-- Listed entries --
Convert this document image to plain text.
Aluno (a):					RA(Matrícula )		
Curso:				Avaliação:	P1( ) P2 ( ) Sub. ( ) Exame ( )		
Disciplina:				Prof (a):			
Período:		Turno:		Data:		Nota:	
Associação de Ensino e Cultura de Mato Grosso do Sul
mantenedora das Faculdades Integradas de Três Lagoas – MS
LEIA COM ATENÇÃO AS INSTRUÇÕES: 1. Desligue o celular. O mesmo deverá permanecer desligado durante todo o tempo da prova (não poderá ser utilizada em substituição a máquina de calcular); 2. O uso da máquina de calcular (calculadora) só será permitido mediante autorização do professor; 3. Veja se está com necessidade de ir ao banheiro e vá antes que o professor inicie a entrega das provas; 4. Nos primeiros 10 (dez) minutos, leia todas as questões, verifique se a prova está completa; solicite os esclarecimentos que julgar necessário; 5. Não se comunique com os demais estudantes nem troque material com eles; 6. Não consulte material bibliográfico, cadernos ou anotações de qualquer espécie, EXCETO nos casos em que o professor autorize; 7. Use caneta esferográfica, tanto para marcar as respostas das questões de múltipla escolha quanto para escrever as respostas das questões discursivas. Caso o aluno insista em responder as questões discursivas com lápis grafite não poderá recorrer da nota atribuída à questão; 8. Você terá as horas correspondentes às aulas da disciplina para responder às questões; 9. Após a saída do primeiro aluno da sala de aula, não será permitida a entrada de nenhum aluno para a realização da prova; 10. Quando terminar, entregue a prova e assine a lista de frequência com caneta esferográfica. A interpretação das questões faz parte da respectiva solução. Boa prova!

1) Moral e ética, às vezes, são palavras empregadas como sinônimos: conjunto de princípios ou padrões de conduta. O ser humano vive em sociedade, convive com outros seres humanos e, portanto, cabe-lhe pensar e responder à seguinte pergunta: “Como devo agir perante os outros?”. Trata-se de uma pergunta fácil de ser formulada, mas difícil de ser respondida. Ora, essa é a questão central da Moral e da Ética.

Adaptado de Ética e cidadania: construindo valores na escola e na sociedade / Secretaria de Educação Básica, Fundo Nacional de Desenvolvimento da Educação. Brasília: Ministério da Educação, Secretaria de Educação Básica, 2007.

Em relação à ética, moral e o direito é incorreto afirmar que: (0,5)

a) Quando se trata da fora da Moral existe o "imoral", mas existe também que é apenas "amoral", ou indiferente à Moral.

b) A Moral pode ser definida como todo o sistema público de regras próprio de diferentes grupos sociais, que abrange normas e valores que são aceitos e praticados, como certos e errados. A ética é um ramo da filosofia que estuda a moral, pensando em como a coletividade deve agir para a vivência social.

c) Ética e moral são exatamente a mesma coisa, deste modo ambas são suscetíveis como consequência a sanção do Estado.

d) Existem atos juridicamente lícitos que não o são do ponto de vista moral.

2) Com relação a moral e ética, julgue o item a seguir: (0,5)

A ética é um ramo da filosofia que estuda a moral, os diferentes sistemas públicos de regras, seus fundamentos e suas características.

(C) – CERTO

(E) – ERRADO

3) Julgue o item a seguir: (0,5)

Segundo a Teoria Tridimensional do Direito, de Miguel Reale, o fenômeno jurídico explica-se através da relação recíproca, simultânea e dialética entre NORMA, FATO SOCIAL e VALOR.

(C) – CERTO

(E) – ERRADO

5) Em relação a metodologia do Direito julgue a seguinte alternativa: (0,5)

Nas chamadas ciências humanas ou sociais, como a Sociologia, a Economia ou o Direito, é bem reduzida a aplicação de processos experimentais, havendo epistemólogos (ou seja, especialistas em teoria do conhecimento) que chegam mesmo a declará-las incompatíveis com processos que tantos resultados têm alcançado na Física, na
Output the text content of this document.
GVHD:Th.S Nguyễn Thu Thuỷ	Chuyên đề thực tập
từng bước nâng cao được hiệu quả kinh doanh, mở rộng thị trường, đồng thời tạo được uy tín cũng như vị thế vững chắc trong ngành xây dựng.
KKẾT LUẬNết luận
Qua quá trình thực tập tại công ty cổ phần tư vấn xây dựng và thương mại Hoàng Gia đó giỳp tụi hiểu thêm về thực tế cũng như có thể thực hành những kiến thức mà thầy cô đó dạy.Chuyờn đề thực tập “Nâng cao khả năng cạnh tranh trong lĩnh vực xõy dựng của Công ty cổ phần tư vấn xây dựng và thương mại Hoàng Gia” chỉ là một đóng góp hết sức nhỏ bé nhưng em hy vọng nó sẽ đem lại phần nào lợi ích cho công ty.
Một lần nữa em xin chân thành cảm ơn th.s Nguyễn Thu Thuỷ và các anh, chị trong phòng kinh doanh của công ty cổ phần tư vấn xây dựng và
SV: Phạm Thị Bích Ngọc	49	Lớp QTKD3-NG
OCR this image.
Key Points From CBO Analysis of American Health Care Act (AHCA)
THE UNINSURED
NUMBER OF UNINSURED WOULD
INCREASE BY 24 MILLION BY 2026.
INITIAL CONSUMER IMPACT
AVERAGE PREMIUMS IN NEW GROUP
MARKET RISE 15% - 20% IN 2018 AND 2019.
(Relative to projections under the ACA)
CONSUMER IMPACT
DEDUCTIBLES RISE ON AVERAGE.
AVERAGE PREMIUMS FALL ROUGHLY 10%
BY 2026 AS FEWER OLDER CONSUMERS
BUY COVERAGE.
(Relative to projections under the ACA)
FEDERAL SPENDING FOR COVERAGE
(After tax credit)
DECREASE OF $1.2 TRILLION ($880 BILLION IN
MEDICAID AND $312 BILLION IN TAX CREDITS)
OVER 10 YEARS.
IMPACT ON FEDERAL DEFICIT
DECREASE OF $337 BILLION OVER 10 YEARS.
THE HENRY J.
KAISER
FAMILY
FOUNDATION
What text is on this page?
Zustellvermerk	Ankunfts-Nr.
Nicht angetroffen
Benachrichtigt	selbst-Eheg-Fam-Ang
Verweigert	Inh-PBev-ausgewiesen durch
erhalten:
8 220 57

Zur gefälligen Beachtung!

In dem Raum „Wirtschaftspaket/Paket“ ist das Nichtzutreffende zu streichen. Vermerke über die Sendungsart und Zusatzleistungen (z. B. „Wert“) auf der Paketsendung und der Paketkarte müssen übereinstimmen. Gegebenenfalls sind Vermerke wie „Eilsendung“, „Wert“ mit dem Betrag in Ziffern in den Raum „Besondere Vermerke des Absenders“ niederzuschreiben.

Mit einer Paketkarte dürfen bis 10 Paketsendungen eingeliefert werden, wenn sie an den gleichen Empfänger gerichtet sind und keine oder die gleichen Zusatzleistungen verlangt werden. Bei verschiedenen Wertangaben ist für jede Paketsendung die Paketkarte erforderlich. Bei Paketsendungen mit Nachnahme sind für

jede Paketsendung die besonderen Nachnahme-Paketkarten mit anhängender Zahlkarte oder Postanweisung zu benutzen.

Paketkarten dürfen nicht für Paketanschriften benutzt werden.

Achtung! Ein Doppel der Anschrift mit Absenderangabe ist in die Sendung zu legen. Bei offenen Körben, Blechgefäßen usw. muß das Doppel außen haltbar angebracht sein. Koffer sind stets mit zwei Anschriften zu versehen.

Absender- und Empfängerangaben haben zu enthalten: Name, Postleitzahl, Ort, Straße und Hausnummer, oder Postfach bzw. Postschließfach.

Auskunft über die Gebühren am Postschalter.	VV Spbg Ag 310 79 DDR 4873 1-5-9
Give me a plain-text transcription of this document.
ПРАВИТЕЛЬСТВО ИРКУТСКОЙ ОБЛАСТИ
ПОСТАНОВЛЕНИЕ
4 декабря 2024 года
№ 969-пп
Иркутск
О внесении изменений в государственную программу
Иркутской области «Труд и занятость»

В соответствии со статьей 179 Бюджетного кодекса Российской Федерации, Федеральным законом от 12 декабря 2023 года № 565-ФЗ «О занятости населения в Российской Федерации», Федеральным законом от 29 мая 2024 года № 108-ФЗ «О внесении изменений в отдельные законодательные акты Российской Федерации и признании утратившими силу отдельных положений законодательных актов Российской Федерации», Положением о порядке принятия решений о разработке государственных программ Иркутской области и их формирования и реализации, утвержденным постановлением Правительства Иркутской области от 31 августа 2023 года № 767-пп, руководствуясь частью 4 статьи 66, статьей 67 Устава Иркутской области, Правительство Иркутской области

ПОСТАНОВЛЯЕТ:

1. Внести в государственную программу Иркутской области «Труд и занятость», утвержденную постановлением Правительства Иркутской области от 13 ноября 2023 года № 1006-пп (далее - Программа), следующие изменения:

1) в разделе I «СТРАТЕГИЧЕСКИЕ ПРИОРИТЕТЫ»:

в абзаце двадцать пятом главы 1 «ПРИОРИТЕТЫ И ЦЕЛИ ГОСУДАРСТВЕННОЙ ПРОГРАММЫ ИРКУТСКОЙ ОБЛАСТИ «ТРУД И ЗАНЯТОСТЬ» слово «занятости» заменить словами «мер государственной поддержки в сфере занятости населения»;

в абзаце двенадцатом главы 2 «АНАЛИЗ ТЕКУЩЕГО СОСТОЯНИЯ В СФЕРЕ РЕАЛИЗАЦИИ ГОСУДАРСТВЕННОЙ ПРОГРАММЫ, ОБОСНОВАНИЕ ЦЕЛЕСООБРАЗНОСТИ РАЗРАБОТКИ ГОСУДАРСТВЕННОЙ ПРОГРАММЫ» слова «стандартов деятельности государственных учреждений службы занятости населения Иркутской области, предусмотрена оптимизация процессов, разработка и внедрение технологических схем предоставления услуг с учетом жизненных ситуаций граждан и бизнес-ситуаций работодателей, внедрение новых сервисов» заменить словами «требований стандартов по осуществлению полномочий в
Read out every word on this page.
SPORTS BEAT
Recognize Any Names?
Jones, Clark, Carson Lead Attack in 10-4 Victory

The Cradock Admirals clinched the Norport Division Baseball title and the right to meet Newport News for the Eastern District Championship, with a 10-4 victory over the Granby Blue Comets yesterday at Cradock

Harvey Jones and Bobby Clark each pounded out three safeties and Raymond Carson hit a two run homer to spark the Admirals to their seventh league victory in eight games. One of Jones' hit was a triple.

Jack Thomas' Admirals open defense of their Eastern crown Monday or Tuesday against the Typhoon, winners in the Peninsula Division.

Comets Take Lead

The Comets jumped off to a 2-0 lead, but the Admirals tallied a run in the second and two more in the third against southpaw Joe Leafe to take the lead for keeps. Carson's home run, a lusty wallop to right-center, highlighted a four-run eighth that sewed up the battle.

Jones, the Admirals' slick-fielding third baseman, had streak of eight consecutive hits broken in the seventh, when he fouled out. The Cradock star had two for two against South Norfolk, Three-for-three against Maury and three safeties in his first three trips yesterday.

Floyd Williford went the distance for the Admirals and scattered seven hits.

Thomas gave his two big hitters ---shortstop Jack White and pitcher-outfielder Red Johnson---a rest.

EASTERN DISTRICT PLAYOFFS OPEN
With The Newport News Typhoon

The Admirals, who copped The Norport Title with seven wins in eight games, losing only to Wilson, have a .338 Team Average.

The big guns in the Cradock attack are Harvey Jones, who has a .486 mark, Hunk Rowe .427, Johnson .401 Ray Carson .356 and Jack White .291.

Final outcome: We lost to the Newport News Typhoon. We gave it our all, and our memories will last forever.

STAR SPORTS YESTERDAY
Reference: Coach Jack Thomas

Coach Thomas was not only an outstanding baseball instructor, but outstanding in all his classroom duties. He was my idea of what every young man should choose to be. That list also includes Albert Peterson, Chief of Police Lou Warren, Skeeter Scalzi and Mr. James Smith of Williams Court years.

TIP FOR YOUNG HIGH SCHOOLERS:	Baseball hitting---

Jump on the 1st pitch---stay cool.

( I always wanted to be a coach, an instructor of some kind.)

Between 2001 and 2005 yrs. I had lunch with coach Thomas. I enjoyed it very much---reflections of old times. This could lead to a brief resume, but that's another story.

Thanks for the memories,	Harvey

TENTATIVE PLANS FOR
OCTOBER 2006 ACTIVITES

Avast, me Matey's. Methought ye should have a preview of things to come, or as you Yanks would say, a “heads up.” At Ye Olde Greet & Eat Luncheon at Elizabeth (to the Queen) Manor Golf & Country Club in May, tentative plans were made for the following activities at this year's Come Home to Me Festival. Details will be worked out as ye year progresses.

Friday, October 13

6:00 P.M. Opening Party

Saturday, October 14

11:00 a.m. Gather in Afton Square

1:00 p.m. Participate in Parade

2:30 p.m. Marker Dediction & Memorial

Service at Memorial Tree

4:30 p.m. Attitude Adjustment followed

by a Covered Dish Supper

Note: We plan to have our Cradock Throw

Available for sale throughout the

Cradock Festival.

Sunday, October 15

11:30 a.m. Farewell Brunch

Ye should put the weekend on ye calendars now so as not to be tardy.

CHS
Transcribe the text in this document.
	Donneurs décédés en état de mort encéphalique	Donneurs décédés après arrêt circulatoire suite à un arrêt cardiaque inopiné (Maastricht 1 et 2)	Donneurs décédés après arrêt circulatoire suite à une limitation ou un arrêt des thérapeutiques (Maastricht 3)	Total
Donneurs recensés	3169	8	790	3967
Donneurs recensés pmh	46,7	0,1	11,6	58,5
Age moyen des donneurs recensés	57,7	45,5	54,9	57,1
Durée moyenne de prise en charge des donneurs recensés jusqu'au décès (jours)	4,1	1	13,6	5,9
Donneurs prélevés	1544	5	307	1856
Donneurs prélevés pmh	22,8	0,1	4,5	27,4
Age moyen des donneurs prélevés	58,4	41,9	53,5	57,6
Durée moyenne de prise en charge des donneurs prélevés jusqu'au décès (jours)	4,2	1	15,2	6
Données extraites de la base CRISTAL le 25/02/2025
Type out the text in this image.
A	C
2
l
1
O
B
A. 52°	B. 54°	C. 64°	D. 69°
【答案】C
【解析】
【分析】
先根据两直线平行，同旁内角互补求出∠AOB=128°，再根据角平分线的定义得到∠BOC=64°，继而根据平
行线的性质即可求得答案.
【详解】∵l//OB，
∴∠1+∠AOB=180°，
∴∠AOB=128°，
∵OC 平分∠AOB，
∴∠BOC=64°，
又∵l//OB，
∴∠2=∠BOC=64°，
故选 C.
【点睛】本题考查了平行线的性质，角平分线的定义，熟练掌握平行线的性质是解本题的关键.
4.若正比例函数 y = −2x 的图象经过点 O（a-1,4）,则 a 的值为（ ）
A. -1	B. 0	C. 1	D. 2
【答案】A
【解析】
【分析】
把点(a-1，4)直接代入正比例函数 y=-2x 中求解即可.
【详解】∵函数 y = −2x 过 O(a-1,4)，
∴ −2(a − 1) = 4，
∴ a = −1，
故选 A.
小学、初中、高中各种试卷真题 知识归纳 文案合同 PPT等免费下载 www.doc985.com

-- Required work --
Find the line containing "Type out the text in this image." in the material above. Print it and every line after it through the end, exactly and only those.

-- Exercise answer --
Type out the text in this image.
A	C
2
l
1
O
B
A. 52°	B. 54°	C. 64°	D. 69°
【答案】C
【解析】
【分析】
先根据两直线平行，同旁内角互补求出∠AOB=128°，再根据角平分线的定义得到∠BOC=64°，继而根据平
行线的性质即可求得答案.
【详解】∵l//OB，
∴∠1+∠AOB=180°，
∴∠AOB=128°，
∵OC 平分∠AOB，
∴∠BOC=64°，
又∵l//OB，
∴∠2=∠BOC=64°，
故选 C.
【点睛】本题考查了平行线的性质，角平分线的定义，熟练掌握平行线的性质是解本题的关键.
4.若正比例函数 y = −2x 的图象经过点 O（a-1,4）,则 a 的值为（ ）
A. -1	B. 0	C. 1	D. 2
【答案】A
【解析】
【分析】
把点(a-1，4)直接代入正比例函数 y=-2x 中求解即可.
【详解】∵函数 y = −2x 过 O(a-1,4)，
∴ −2(a − 1) = 4，
∴ a = −1，
故选 A.
小学、初中、高中各种试卷真题 知识归纳 文案合同 PPT等免费下载 www.doc985.com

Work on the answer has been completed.